Omit all pictures. Quote the lines from the one with "Read all visible content and emit it as JSON." through the end of the listing below, exactly as they appear.

* Begin RECORDS FOR THE TASK *

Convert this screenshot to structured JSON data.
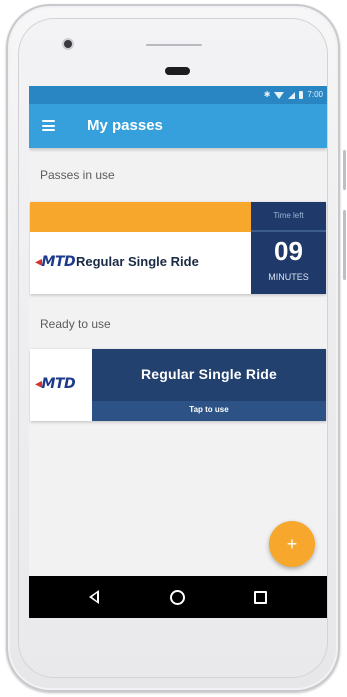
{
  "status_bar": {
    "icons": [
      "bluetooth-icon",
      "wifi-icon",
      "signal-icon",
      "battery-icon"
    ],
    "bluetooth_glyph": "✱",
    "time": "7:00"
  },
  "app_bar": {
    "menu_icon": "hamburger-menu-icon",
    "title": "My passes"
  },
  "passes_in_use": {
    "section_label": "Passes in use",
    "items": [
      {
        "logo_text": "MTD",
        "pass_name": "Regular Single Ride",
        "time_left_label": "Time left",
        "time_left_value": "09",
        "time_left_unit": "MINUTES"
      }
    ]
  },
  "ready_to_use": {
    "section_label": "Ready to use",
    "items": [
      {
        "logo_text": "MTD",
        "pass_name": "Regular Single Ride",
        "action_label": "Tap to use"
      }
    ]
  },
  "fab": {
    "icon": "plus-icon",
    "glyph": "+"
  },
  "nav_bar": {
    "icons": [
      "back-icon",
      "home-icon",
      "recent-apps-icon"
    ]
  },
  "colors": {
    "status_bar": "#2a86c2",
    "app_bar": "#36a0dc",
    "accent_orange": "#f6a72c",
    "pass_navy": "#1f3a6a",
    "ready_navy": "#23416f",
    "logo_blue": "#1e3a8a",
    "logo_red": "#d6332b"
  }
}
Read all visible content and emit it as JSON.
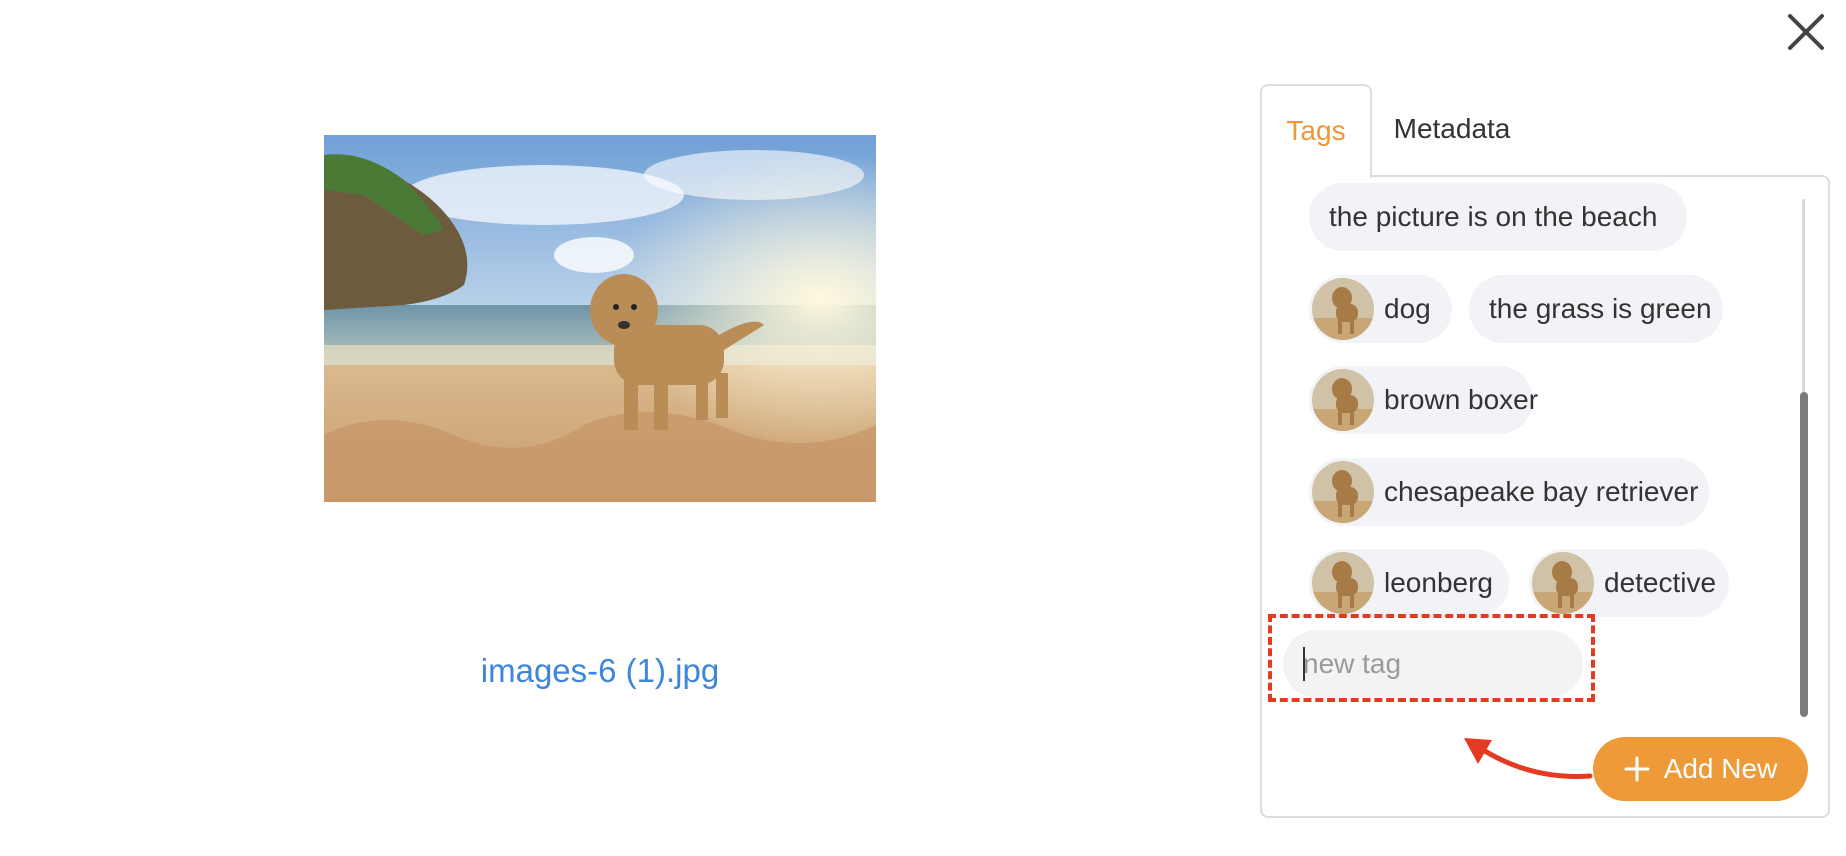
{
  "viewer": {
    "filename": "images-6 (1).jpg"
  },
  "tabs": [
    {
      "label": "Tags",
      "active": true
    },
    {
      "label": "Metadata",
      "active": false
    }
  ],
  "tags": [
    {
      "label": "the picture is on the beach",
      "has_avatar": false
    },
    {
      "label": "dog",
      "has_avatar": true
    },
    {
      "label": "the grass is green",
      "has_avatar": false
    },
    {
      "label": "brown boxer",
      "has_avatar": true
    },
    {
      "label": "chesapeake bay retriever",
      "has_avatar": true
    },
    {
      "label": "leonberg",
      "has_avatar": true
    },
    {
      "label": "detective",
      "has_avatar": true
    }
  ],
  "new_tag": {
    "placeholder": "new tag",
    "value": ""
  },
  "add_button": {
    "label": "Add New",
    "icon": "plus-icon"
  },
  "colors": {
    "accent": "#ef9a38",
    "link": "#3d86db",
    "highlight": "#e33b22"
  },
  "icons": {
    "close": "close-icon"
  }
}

* End RECORDS FOR THE TASK *

RIGHT ANSWER ::
Read all visible content and emit it as JSON.
{
  "viewer": {
    "filename": "images-6 (1).jpg"
  },
  "tabs": [
    {
      "label": "Tags",
      "active": true
    },
    {
      "label": "Metadata",
      "active": false
    }
  ],
  "tags": [
    {
      "label": "the picture is on the beach",
      "has_avatar": false
    },
    {
      "label": "dog",
      "has_avatar": true
    },
    {
      "label": "the grass is green",
      "has_avatar": false
    },
    {
      "label": "brown boxer",
      "has_avatar": true
    },
    {
      "label": "chesapeake bay retriever",
      "has_avatar": true
    },
    {
      "label": "leonberg",
      "has_avatar": true
    },
    {
      "label": "detective",
      "has_avatar": true
    }
  ],
  "new_tag": {
    "placeholder": "new tag",
    "value": ""
  },
  "add_button": {
    "label": "Add New",
    "icon": "plus-icon"
  },
  "colors": {
    "accent": "#ef9a38",
    "link": "#3d86db",
    "highlight": "#e33b22"
  },
  "icons": {
    "close": "close-icon"
  }
}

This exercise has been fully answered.